> **Objective**
The records that follow are to be transcribed in full, without their images.

--- begin Provided data ---

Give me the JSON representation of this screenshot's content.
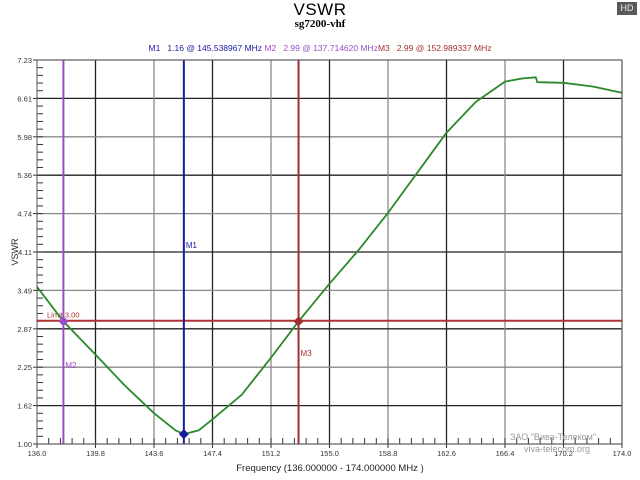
{
  "header": {
    "title": "VSWR",
    "subtitle": "sg7200-vhf",
    "badge": "HD"
  },
  "markers": {
    "m1": "M1   1.16 @ 145.538967 MHz",
    "m2": "M2   2.99 @ 137.714620 MHz",
    "m3": "M3   2.99 @ 152.989337 MHz",
    "m1_label": "M1",
    "m2_label": "M2",
    "m3_label": "M3",
    "limit_label": "Limit 3.00",
    "colors": {
      "m1": "#1a1aa0",
      "m2": "#9a4dc8",
      "m3": "#a03030",
      "limit": "#b03030",
      "trace": "#2a8a2a"
    }
  },
  "axes": {
    "xlabel": "Frequency (136.000000 - 174.000000 MHz )",
    "ylabel": "VSWR",
    "xticks": [
      "136.0",
      "139.8",
      "143.6",
      "147.4",
      "151.2",
      "155.0",
      "158.8",
      "162.6",
      "166.4",
      "170.2",
      "174.0"
    ],
    "yticks": [
      "7.23",
      "6.61",
      "5.98",
      "5.36",
      "4.74",
      "4.11",
      "3.49",
      "2.87",
      "2.25",
      "1.62",
      "1.00"
    ]
  },
  "watermark": {
    "line1": "ЗАО \"Вива-Телеком\"",
    "line2": "viva-telecom.org"
  },
  "chart_data": {
    "type": "line",
    "title": "VSWR",
    "subtitle": "sg7200-vhf",
    "xlabel": "Frequency (136.000000 - 174.000000 MHz )",
    "ylabel": "VSWR",
    "xlim": [
      136.0,
      174.0
    ],
    "ylim": [
      1.0,
      7.23
    ],
    "grid": true,
    "series": [
      {
        "name": "VSWR",
        "x": [
          136.0,
          137.71,
          139.8,
          141.7,
          143.6,
          145.0,
          145.54,
          146.5,
          147.4,
          149.3,
          151.2,
          152.99,
          155.0,
          156.9,
          158.8,
          160.7,
          162.6,
          164.5,
          166.4,
          167.5,
          168.4,
          168.5,
          170.2,
          172.1,
          174.0
        ],
        "y": [
          3.55,
          2.99,
          2.45,
          1.95,
          1.5,
          1.22,
          1.16,
          1.22,
          1.4,
          1.8,
          2.4,
          2.99,
          3.6,
          4.15,
          4.75,
          5.4,
          6.05,
          6.55,
          6.88,
          6.93,
          6.95,
          6.87,
          6.86,
          6.8,
          6.7
        ]
      }
    ],
    "markers": [
      {
        "name": "M1",
        "x": 145.538967,
        "y": 1.16
      },
      {
        "name": "M2",
        "x": 137.71462,
        "y": 2.99
      },
      {
        "name": "M3",
        "x": 152.989337,
        "y": 2.99
      }
    ],
    "limit_line": {
      "label": "Limit 3.00",
      "y": 3.0
    }
  }
}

--- end Provided data ---

> **Completed exercise**
Give me the JSON representation of this screenshot's content.
{
  "header": {
    "title": "VSWR",
    "subtitle": "sg7200-vhf",
    "badge": "HD"
  },
  "markers": {
    "m1": "M1   1.16 @ 145.538967 MHz",
    "m2": "M2   2.99 @ 137.714620 MHz",
    "m3": "M3   2.99 @ 152.989337 MHz",
    "m1_label": "M1",
    "m2_label": "M2",
    "m3_label": "M3",
    "limit_label": "Limit 3.00",
    "colors": {
      "m1": "#1a1aa0",
      "m2": "#9a4dc8",
      "m3": "#a03030",
      "limit": "#b03030",
      "trace": "#2a8a2a"
    }
  },
  "axes": {
    "xlabel": "Frequency (136.000000 - 174.000000 MHz )",
    "ylabel": "VSWR",
    "xticks": [
      "136.0",
      "139.8",
      "143.6",
      "147.4",
      "151.2",
      "155.0",
      "158.8",
      "162.6",
      "166.4",
      "170.2",
      "174.0"
    ],
    "yticks": [
      "7.23",
      "6.61",
      "5.98",
      "5.36",
      "4.74",
      "4.11",
      "3.49",
      "2.87",
      "2.25",
      "1.62",
      "1.00"
    ]
  },
  "watermark": {
    "line1": "ЗАО \"Вива-Телеком\"",
    "line2": "viva-telecom.org"
  },
  "chart_data": {
    "type": "line",
    "title": "VSWR",
    "subtitle": "sg7200-vhf",
    "xlabel": "Frequency (136.000000 - 174.000000 MHz )",
    "ylabel": "VSWR",
    "xlim": [
      136.0,
      174.0
    ],
    "ylim": [
      1.0,
      7.23
    ],
    "grid": true,
    "series": [
      {
        "name": "VSWR",
        "x": [
          136.0,
          137.71,
          139.8,
          141.7,
          143.6,
          145.0,
          145.54,
          146.5,
          147.4,
          149.3,
          151.2,
          152.99,
          155.0,
          156.9,
          158.8,
          160.7,
          162.6,
          164.5,
          166.4,
          167.5,
          168.4,
          168.5,
          170.2,
          172.1,
          174.0
        ],
        "y": [
          3.55,
          2.99,
          2.45,
          1.95,
          1.5,
          1.22,
          1.16,
          1.22,
          1.4,
          1.8,
          2.4,
          2.99,
          3.6,
          4.15,
          4.75,
          5.4,
          6.05,
          6.55,
          6.88,
          6.93,
          6.95,
          6.87,
          6.86,
          6.8,
          6.7
        ]
      }
    ],
    "markers": [
      {
        "name": "M1",
        "x": 145.538967,
        "y": 1.16
      },
      {
        "name": "M2",
        "x": 137.71462,
        "y": 2.99
      },
      {
        "name": "M3",
        "x": 152.989337,
        "y": 2.99
      }
    ],
    "limit_line": {
      "label": "Limit 3.00",
      "y": 3.0
    }
  }
}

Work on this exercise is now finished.